** GOAL **
Scan the material and copy every line in which "不论金额大小" appears.

Stored entries
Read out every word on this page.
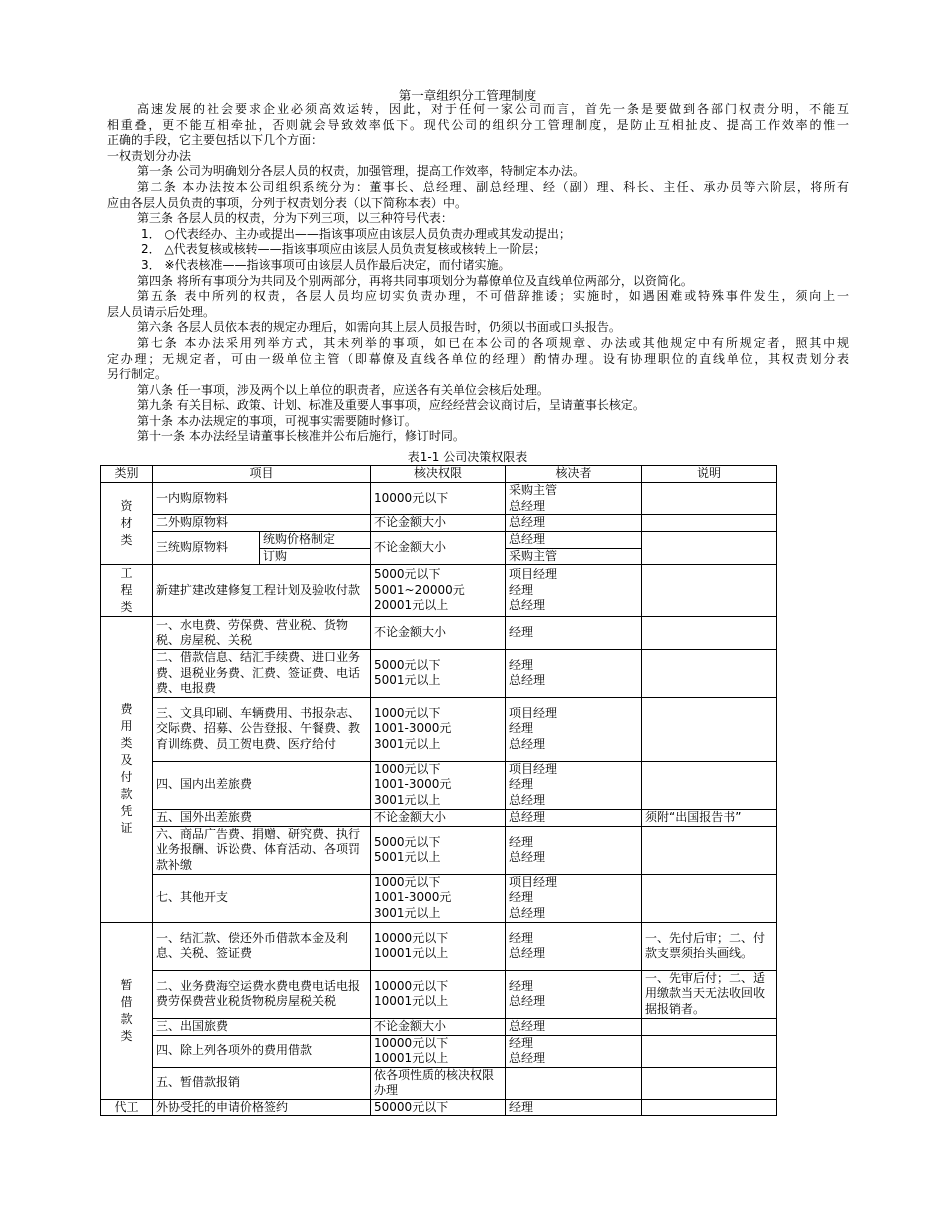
第一章组织分工管理制度
高速发展的社会要求企业必须高效运转，因此，对于任何一家公司而言，首先一条是要做到各部门权责分明，不能互
相重叠，更不能互相牵扯，否则就会导致效率低下。现代公司的组织分工管理制度，是防止互相扯皮、提高工作效率的惟一
正确的手段，它主要包括以下几个方面：
一权责划分办法
第一条 公司为明确划分各层人员的权责，加强管理，提高工作效率，特制定本办法。
第二条 本办法按本公司组织系统分为：董事长、总经理、副总经理、经（副）理、科长、主任、承办员等六阶层，将所有
应由各层人员负责的事项，分列于权责划分表（以下简称本表）中。
第三条 各层人员的权责，分为下列三项，以三种符号代表：
1． ○代表经办、主办或提出——指该事项应由该层人员负责办理或其发动提出；
2． △代表复核或核转——指该事项应由该层人员负责复核或核转上一阶层；
3． ※代表核准——指该事项可由该层人员作最后决定，而付诸实施。
第四条 将所有事项分为共同及个别两部分，再将共同事项划分为幕僚单位及直线单位两部分，以资简化。
第五条 表中所列的权责，各层人员均应切实负责办理，不可借辞推诿；实施时，如遇困难或特殊事件发生，须向上一
层人员请示后处理。
第六条 各层人员依本表的规定办理后，如需向其上层人员报告时，仍须以书面或口头报告。
第七条 本办法采用列举方式，其未列举的事项，如已在本公司的各项规章、办法或其他规定中有所规定者，照其中规
定办理；无规定者，可由一级单位主管（即幕僚及直线各单位的经理）酌情办理。设有协理职位的直线单位，其权责划分表
另行制定。
第八条 任一事项，涉及两个以上单位的职责者，应送各有关单位会核后处理。
第九条 有关目标、政策、计划、标准及重要人事事项，应经经营会议商讨后，呈请董事长核定。
第十条 本办法规定的事项，可视事实需要随时修订。
第十一条 本办法经呈请董事长核准并公布后施行，修订时同。
表1-1 公司决策权限表
类别	项目		核决权限	核决者	说明
资材类	一内购原物料		10000元以下	采购主管
总经理	
	二外购原物料		不论金额大小	总经理	
	三统购原物料	统购价格制定	不论金额大小	总经理	
		订购		采购主管	
工程类	新建扩建改建修复工程计划及验收付款		5000元以下
5001~20000元
20001元以上	项目经理
经理
总经理	
费用类及付款凭证	一、水电费、劳保费、营业税、货物税、房屋税、关税		不论金额大小	经理	
	二、借款信息、结汇手续费、进口业务费、退税业务费、汇费、签证费、电话费、电报费		5000元以下
5001元以上	经理
总经理	
	三、文具印刷、车辆费用、书报杂志、交际费、招募、公告登报、午餐费、教育训练费、员工贺电费、医疗给付		1000元以下
1001-3000元
3001元以上	项目经理
经理
总经理	
	四、国内出差旅费		1000元以下
1001-3000元
3001元以上	项目经理
经理
总经理	
	五、国外出差旅费		不论金额大小	总经理	须附“出国报告书”
	六、商品广告费、捐赠、研究费、执行业务报酬、诉讼费、体育活动、各项罚款补缴		5000元以下
5001元以上	经理
总经理	
	七、其他开支		1000元以下
1001-3000元
3001元以上	项目经理
经理
总经理	
暂借款类	一、结汇款、偿还外币借款本金及利息、关税、签证费		10000元以下
10001元以上	经理
总经理	一、先付后审；二、付款支票须抬头画线。
	二、业务费海空运费水费电费电话电报费劳保费营业税货物税房屋税关税		10000元以下
10001元以上	经理
总经理	一、先审后付；二、适用缴款当天无法收回收据报销者。
	三、出国旅费		不论金额大小	总经理	
	四、除上列各项外的费用借款		10000元以下
10001元以上	经理
总经理	
	五、暂借款报销		依各项性质的核决权限办理		
代工	外协受托的申请价格签约		50000元以下	经理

** EXERCISE OUTPUT **
	二外购原物料		不论金额大小	总经理	
	三统购原物料	统购价格制定	不论金额大小	总经理	
费用类及付款凭证	一、水电费、劳保费、营业税、货物税、房屋税、关税		不论金额大小	经理	
	五、国外出差旅费		不论金额大小	总经理	须附“出国报告书”
	三、出国旅费		不论金额大小	总经理	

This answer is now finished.